Figure record extracts:
»»

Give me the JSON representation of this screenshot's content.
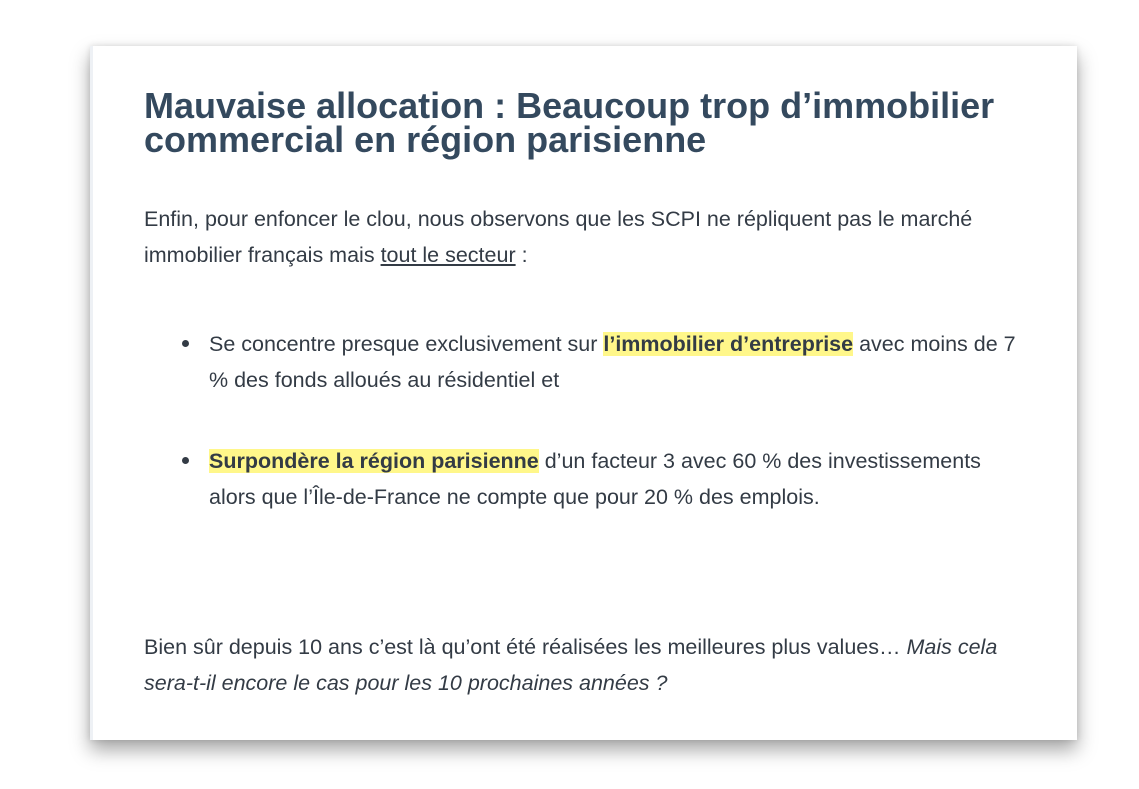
{
  "title": "Mauvaise allocation : Beaucoup trop d’immobilier commercial en région parisienne",
  "intro": {
    "text_before": "Enfin, pour enfoncer le clou, nous observons que les SCPI ne répliquent pas le marché immobilier français mais ",
    "underlined": "tout le secteur",
    "text_after": " :"
  },
  "bullets": [
    {
      "before": "Se concentre presque exclusivement sur ",
      "highlight": "l’immobilier d’entreprise",
      "after": " avec moins de 7 % des fonds alloués au résidentiel et"
    },
    {
      "before": "",
      "highlight": "Surpondère la région parisienne",
      "after": " d’un facteur 3 avec 60 % des investissements alors que l’Île-de-France ne compte que pour 20 % des emplois."
    }
  ],
  "conclusion": {
    "text": "Bien sûr depuis 10 ans c’est là qu’ont été réalisées les meilleures plus values… ",
    "italic": "Mais cela sera-t-il encore le cas pour les 10 prochaines années ?"
  },
  "colors": {
    "heading": "#34495e",
    "body_text": "#333b45",
    "highlight": "#fff78a"
  }
}
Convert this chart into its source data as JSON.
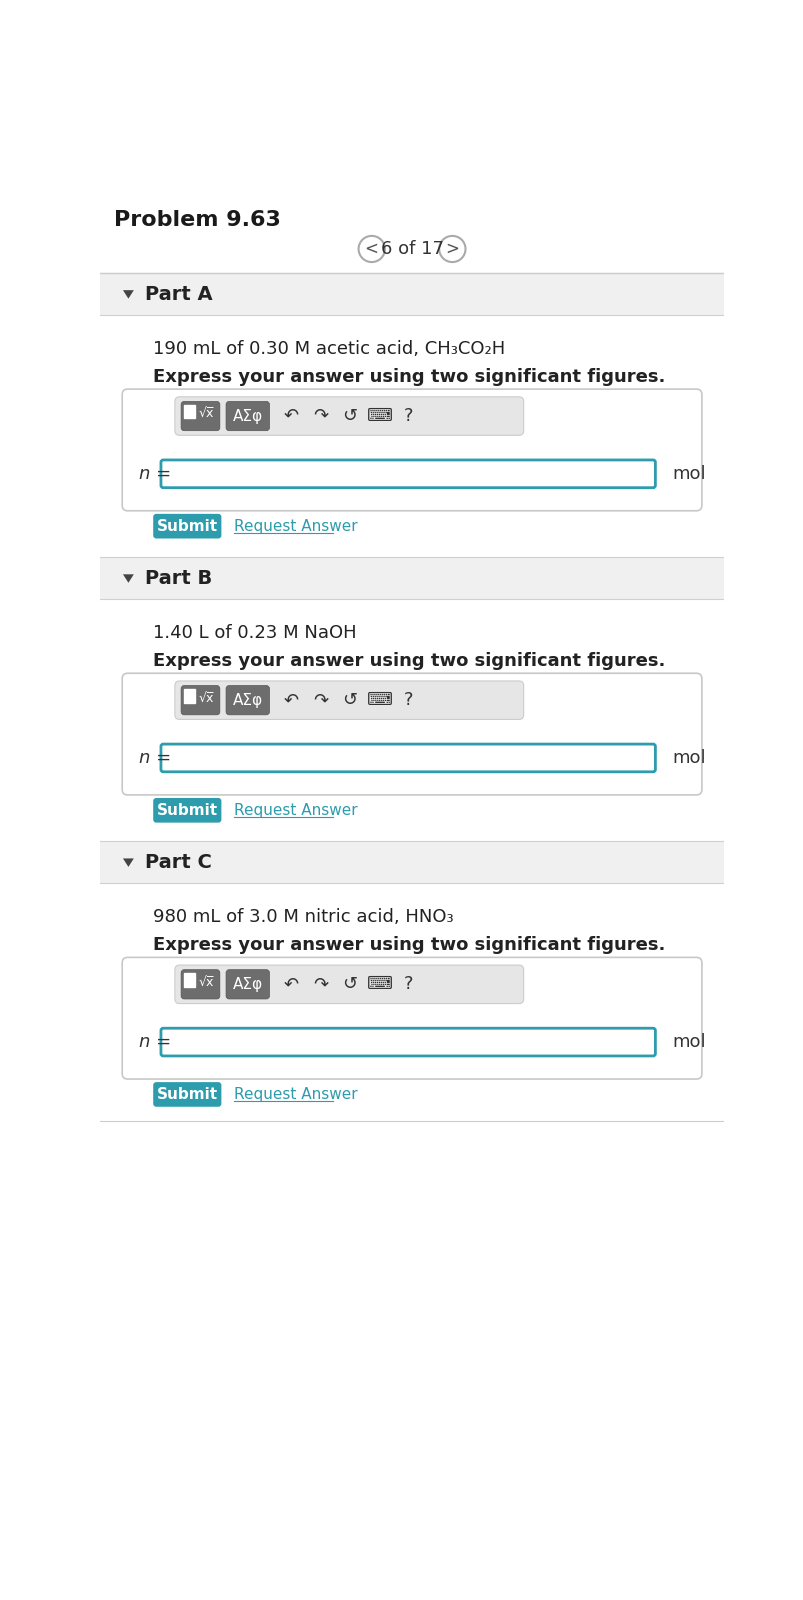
{
  "title": "Problem 9.63",
  "nav_text": "6 of 17",
  "bg_color": "#ffffff",
  "parts": [
    {
      "label": "Part A",
      "problem_text": "190 mL of 0.30 M acetic acid, CH₃CO₂H",
      "instruction": "Express your answer using two significant figures."
    },
    {
      "label": "Part B",
      "problem_text": "1.40 L of 0.23 M NaOH",
      "instruction": "Express your answer using two significant figures."
    },
    {
      "label": "Part C",
      "problem_text": "980 mL of 3.0 M nitric acid, HNO₃",
      "instruction": "Express your answer using two significant figures."
    }
  ],
  "submit_color": "#2d9cad",
  "request_answer_color": "#2d9cad",
  "input_border_color": "#2d9cad",
  "header_bg": "#f0f0f0",
  "header_line": "#d0d0d0",
  "outer_box_border": "#cccccc",
  "toolbar_bg": "#e4e4e4",
  "btn_bg": "#6d6d6d",
  "icon_color": "#333333",
  "text_color": "#222222",
  "mol_color": "#333333"
}
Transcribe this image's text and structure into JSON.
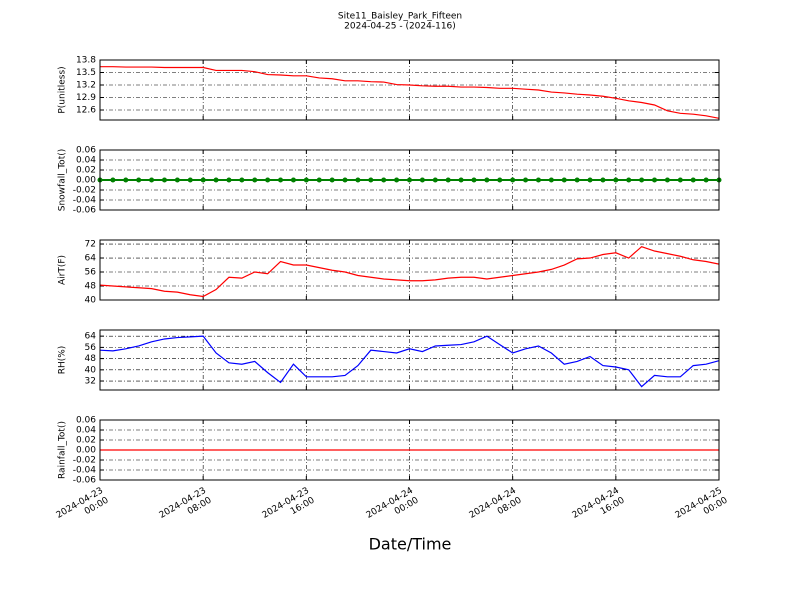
{
  "title": "Site11_Baisley_Park_Fifteen",
  "subtitle": "2024-04-25 - (2024-116)",
  "xlabel": "Date/Time",
  "chart_data": [
    {
      "type": "line",
      "ylabel": "P(unitless)",
      "ylim": [
        12.36,
        13.8
      ],
      "yticks": [
        12.6,
        12.9,
        13.2,
        13.5,
        13.8
      ],
      "grid": true,
      "xlim": [
        "2024-04-23 00:00",
        "2024-04-25 00:00"
      ],
      "xticks": [
        "2024-04-23 00:00",
        "2024-04-23 08:00",
        "2024-04-23 16:00",
        "2024-04-24 00:00",
        "2024-04-24 08:00",
        "2024-04-24 16:00",
        "2024-04-25 00:00"
      ],
      "x": [
        "2024-04-23 00:00",
        "2024-04-23 01:00",
        "2024-04-23 02:00",
        "2024-04-23 03:00",
        "2024-04-23 04:00",
        "2024-04-23 05:00",
        "2024-04-23 06:00",
        "2024-04-23 07:00",
        "2024-04-23 08:00",
        "2024-04-23 09:00",
        "2024-04-23 10:00",
        "2024-04-23 11:00",
        "2024-04-23 12:00",
        "2024-04-23 13:00",
        "2024-04-23 14:00",
        "2024-04-23 15:00",
        "2024-04-23 16:00",
        "2024-04-23 17:00",
        "2024-04-23 18:00",
        "2024-04-23 19:00",
        "2024-04-23 20:00",
        "2024-04-23 21:00",
        "2024-04-23 22:00",
        "2024-04-23 23:00",
        "2024-04-24 00:00",
        "2024-04-24 01:00",
        "2024-04-24 02:00",
        "2024-04-24 03:00",
        "2024-04-24 04:00",
        "2024-04-24 05:00",
        "2024-04-24 06:00",
        "2024-04-24 07:00",
        "2024-04-24 08:00",
        "2024-04-24 09:00",
        "2024-04-24 10:00",
        "2024-04-24 11:00",
        "2024-04-24 12:00",
        "2024-04-24 13:00",
        "2024-04-24 14:00",
        "2024-04-24 15:00",
        "2024-04-24 16:00",
        "2024-04-24 17:00",
        "2024-04-24 18:00",
        "2024-04-24 19:00",
        "2024-04-24 20:00",
        "2024-04-24 21:00",
        "2024-04-24 22:00",
        "2024-04-24 23:00",
        "2024-04-25 00:00"
      ],
      "series": [
        {
          "color": "#ff0000",
          "values": [
            13.64,
            13.64,
            13.63,
            13.63,
            13.63,
            13.62,
            13.62,
            13.62,
            13.62,
            13.55,
            13.55,
            13.55,
            13.52,
            13.45,
            13.44,
            13.42,
            13.42,
            13.37,
            13.35,
            13.3,
            13.3,
            13.28,
            13.27,
            13.21,
            13.2,
            13.18,
            13.17,
            13.17,
            13.15,
            13.15,
            13.14,
            13.12,
            13.12,
            13.1,
            13.08,
            13.03,
            13.01,
            12.98,
            12.96,
            12.93,
            12.88,
            12.82,
            12.78,
            12.72,
            12.58,
            12.52,
            12.5,
            12.46,
            12.4
          ]
        }
      ]
    },
    {
      "type": "line",
      "ylabel": "Snowfall_Tot()",
      "ylim": [
        -0.06,
        0.06
      ],
      "yticks": [
        -0.06,
        -0.04,
        -0.02,
        {
          "value": 0,
          "label": "0.00"
        },
        0.02,
        0.04,
        0.06
      ],
      "grid": true,
      "marker": "o",
      "xlim": [
        "2024-04-23 00:00",
        "2024-04-25 00:00"
      ],
      "xticks": [
        "2024-04-23 00:00",
        "2024-04-23 08:00",
        "2024-04-23 16:00",
        "2024-04-24 00:00",
        "2024-04-24 08:00",
        "2024-04-24 16:00",
        "2024-04-25 00:00"
      ],
      "x": [
        "2024-04-23 00:00",
        "2024-04-23 01:00",
        "2024-04-23 02:00",
        "2024-04-23 03:00",
        "2024-04-23 04:00",
        "2024-04-23 05:00",
        "2024-04-23 06:00",
        "2024-04-23 07:00",
        "2024-04-23 08:00",
        "2024-04-23 09:00",
        "2024-04-23 10:00",
        "2024-04-23 11:00",
        "2024-04-23 12:00",
        "2024-04-23 13:00",
        "2024-04-23 14:00",
        "2024-04-23 15:00",
        "2024-04-23 16:00",
        "2024-04-23 17:00",
        "2024-04-23 18:00",
        "2024-04-23 19:00",
        "2024-04-23 20:00",
        "2024-04-23 21:00",
        "2024-04-23 22:00",
        "2024-04-23 23:00",
        "2024-04-24 00:00",
        "2024-04-24 01:00",
        "2024-04-24 02:00",
        "2024-04-24 03:00",
        "2024-04-24 04:00",
        "2024-04-24 05:00",
        "2024-04-24 06:00",
        "2024-04-24 07:00",
        "2024-04-24 08:00",
        "2024-04-24 09:00",
        "2024-04-24 10:00",
        "2024-04-24 11:00",
        "2024-04-24 12:00",
        "2024-04-24 13:00",
        "2024-04-24 14:00",
        "2024-04-24 15:00",
        "2024-04-24 16:00",
        "2024-04-24 17:00",
        "2024-04-24 18:00",
        "2024-04-24 19:00",
        "2024-04-24 20:00",
        "2024-04-24 21:00",
        "2024-04-24 22:00",
        "2024-04-24 23:00",
        "2024-04-25 00:00"
      ],
      "series": [
        {
          "color": "#008000",
          "values": [
            0,
            0,
            0,
            0,
            0,
            0,
            0,
            0,
            0,
            0,
            0,
            0,
            0,
            0,
            0,
            0,
            0,
            0,
            0,
            0,
            0,
            0,
            0,
            0,
            0,
            0,
            0,
            0,
            0,
            0,
            0,
            0,
            0,
            0,
            0,
            0,
            0,
            0,
            0,
            0,
            0,
            0,
            0,
            0,
            0,
            0,
            0,
            0,
            0
          ]
        }
      ]
    },
    {
      "type": "line",
      "ylabel": "AirT(F)",
      "ylim": [
        40,
        74.3
      ],
      "yticks": [
        40,
        48,
        56,
        64,
        72
      ],
      "grid": true,
      "xlim": [
        "2024-04-23 00:00",
        "2024-04-25 00:00"
      ],
      "xticks": [
        "2024-04-23 00:00",
        "2024-04-23 08:00",
        "2024-04-23 16:00",
        "2024-04-24 00:00",
        "2024-04-24 08:00",
        "2024-04-24 16:00",
        "2024-04-25 00:00"
      ],
      "x": [
        "2024-04-23 00:00",
        "2024-04-23 01:00",
        "2024-04-23 02:00",
        "2024-04-23 03:00",
        "2024-04-23 04:00",
        "2024-04-23 05:00",
        "2024-04-23 06:00",
        "2024-04-23 07:00",
        "2024-04-23 08:00",
        "2024-04-23 09:00",
        "2024-04-23 10:00",
        "2024-04-23 11:00",
        "2024-04-23 12:00",
        "2024-04-23 13:00",
        "2024-04-23 14:00",
        "2024-04-23 15:00",
        "2024-04-23 16:00",
        "2024-04-23 17:00",
        "2024-04-23 18:00",
        "2024-04-23 19:00",
        "2024-04-23 20:00",
        "2024-04-23 21:00",
        "2024-04-23 22:00",
        "2024-04-23 23:00",
        "2024-04-24 00:00",
        "2024-04-24 01:00",
        "2024-04-24 02:00",
        "2024-04-24 03:00",
        "2024-04-24 04:00",
        "2024-04-24 05:00",
        "2024-04-24 06:00",
        "2024-04-24 07:00",
        "2024-04-24 08:00",
        "2024-04-24 09:00",
        "2024-04-24 10:00",
        "2024-04-24 11:00",
        "2024-04-24 12:00",
        "2024-04-24 13:00",
        "2024-04-24 14:00",
        "2024-04-24 15:00",
        "2024-04-24 16:00",
        "2024-04-24 17:00",
        "2024-04-24 18:00",
        "2024-04-24 19:00",
        "2024-04-24 20:00",
        "2024-04-24 21:00",
        "2024-04-24 22:00",
        "2024-04-24 23:00",
        "2024-04-25 00:00"
      ],
      "series": [
        {
          "color": "#ff0000",
          "values": [
            48.5,
            48,
            47.5,
            47,
            46.5,
            45,
            44.5,
            43,
            42,
            46,
            53,
            52.5,
            56,
            55,
            62,
            60,
            60,
            58.5,
            57,
            56,
            54,
            53,
            52,
            51.5,
            51,
            51,
            51.5,
            52.5,
            53,
            53,
            52,
            53,
            54,
            55,
            56,
            57.5,
            60,
            63.5,
            64,
            66,
            67,
            64,
            70.5,
            68,
            66.5,
            65,
            63,
            62,
            60.5
          ]
        }
      ]
    },
    {
      "type": "line",
      "ylabel": "RH(%)",
      "ylim": [
        25.6,
        68.4
      ],
      "yticks": [
        32,
        40,
        48,
        56,
        64
      ],
      "grid": true,
      "xlim": [
        "2024-04-23 00:00",
        "2024-04-25 00:00"
      ],
      "xticks": [
        "2024-04-23 00:00",
        "2024-04-23 08:00",
        "2024-04-23 16:00",
        "2024-04-24 00:00",
        "2024-04-24 08:00",
        "2024-04-24 16:00",
        "2024-04-25 00:00"
      ],
      "x": [
        "2024-04-23 00:00",
        "2024-04-23 01:00",
        "2024-04-23 02:00",
        "2024-04-23 03:00",
        "2024-04-23 04:00",
        "2024-04-23 05:00",
        "2024-04-23 06:00",
        "2024-04-23 07:00",
        "2024-04-23 08:00",
        "2024-04-23 09:00",
        "2024-04-23 10:00",
        "2024-04-23 11:00",
        "2024-04-23 12:00",
        "2024-04-23 13:00",
        "2024-04-23 14:00",
        "2024-04-23 15:00",
        "2024-04-23 16:00",
        "2024-04-23 17:00",
        "2024-04-23 18:00",
        "2024-04-23 19:00",
        "2024-04-23 20:00",
        "2024-04-23 21:00",
        "2024-04-23 22:00",
        "2024-04-23 23:00",
        "2024-04-24 00:00",
        "2024-04-24 01:00",
        "2024-04-24 02:00",
        "2024-04-24 03:00",
        "2024-04-24 04:00",
        "2024-04-24 05:00",
        "2024-04-24 06:00",
        "2024-04-24 07:00",
        "2024-04-24 08:00",
        "2024-04-24 09:00",
        "2024-04-24 10:00",
        "2024-04-24 11:00",
        "2024-04-24 12:00",
        "2024-04-24 13:00",
        "2024-04-24 14:00",
        "2024-04-24 15:00",
        "2024-04-24 16:00",
        "2024-04-24 17:00",
        "2024-04-24 18:00",
        "2024-04-24 19:00",
        "2024-04-24 20:00",
        "2024-04-24 21:00",
        "2024-04-24 22:00",
        "2024-04-24 23:00",
        "2024-04-25 00:00"
      ],
      "series": [
        {
          "color": "#0000ff",
          "values": [
            54,
            53.5,
            55,
            57,
            60,
            62,
            63,
            63.5,
            64,
            52,
            45,
            44,
            46,
            38,
            31,
            44,
            35,
            35,
            35,
            36,
            43,
            54,
            53,
            52,
            55,
            53,
            57,
            57.5,
            58,
            60,
            64,
            58,
            52,
            55,
            57,
            52,
            44,
            46,
            49.5,
            43,
            42,
            40,
            28,
            36,
            35,
            35,
            43,
            44,
            46.5
          ]
        }
      ]
    },
    {
      "type": "line",
      "ylabel": "Rainfall_Tot()",
      "ylim": [
        -0.06,
        0.06
      ],
      "yticks": [
        -0.06,
        -0.04,
        -0.02,
        {
          "value": 0,
          "label": "0.00"
        },
        0.02,
        0.04,
        0.06
      ],
      "grid": true,
      "xlim": [
        "2024-04-23 00:00",
        "2024-04-25 00:00"
      ],
      "xticks": [
        "2024-04-23 00:00",
        "2024-04-23 08:00",
        "2024-04-23 16:00",
        "2024-04-24 00:00",
        "2024-04-24 08:00",
        "2024-04-24 16:00",
        "2024-04-25 00:00"
      ],
      "x": [
        "2024-04-23 00:00",
        "2024-04-23 01:00",
        "2024-04-23 02:00",
        "2024-04-23 03:00",
        "2024-04-23 04:00",
        "2024-04-23 05:00",
        "2024-04-23 06:00",
        "2024-04-23 07:00",
        "2024-04-23 08:00",
        "2024-04-23 09:00",
        "2024-04-23 10:00",
        "2024-04-23 11:00",
        "2024-04-23 12:00",
        "2024-04-23 13:00",
        "2024-04-23 14:00",
        "2024-04-23 15:00",
        "2024-04-23 16:00",
        "2024-04-23 17:00",
        "2024-04-23 18:00",
        "2024-04-23 19:00",
        "2024-04-23 20:00",
        "2024-04-23 21:00",
        "2024-04-23 22:00",
        "2024-04-23 23:00",
        "2024-04-24 00:00",
        "2024-04-24 01:00",
        "2024-04-24 02:00",
        "2024-04-24 03:00",
        "2024-04-24 04:00",
        "2024-04-24 05:00",
        "2024-04-24 06:00",
        "2024-04-24 07:00",
        "2024-04-24 08:00",
        "2024-04-24 09:00",
        "2024-04-24 10:00",
        "2024-04-24 11:00",
        "2024-04-24 12:00",
        "2024-04-24 13:00",
        "2024-04-24 14:00",
        "2024-04-24 15:00",
        "2024-04-24 16:00",
        "2024-04-24 17:00",
        "2024-04-24 18:00",
        "2024-04-24 19:00",
        "2024-04-24 20:00",
        "2024-04-24 21:00",
        "2024-04-24 22:00",
        "2024-04-24 23:00",
        "2024-04-25 00:00"
      ],
      "series": [
        {
          "color": "#ff0000",
          "values": [
            0,
            0,
            0,
            0,
            0,
            0,
            0,
            0,
            0,
            0,
            0,
            0,
            0,
            0,
            0,
            0,
            0,
            0,
            0,
            0,
            0,
            0,
            0,
            0,
            0,
            0,
            0,
            0,
            0,
            0,
            0,
            0,
            0,
            0,
            0,
            0,
            0,
            0,
            0,
            0,
            0,
            0,
            0,
            0,
            0,
            0,
            0,
            0,
            0
          ]
        }
      ]
    }
  ]
}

««

**WHAT IS BEING ASKED:** Work through the records line by line and tally those with the word "avec". Report only the total.

**PROBLEM SOLUTION:** 2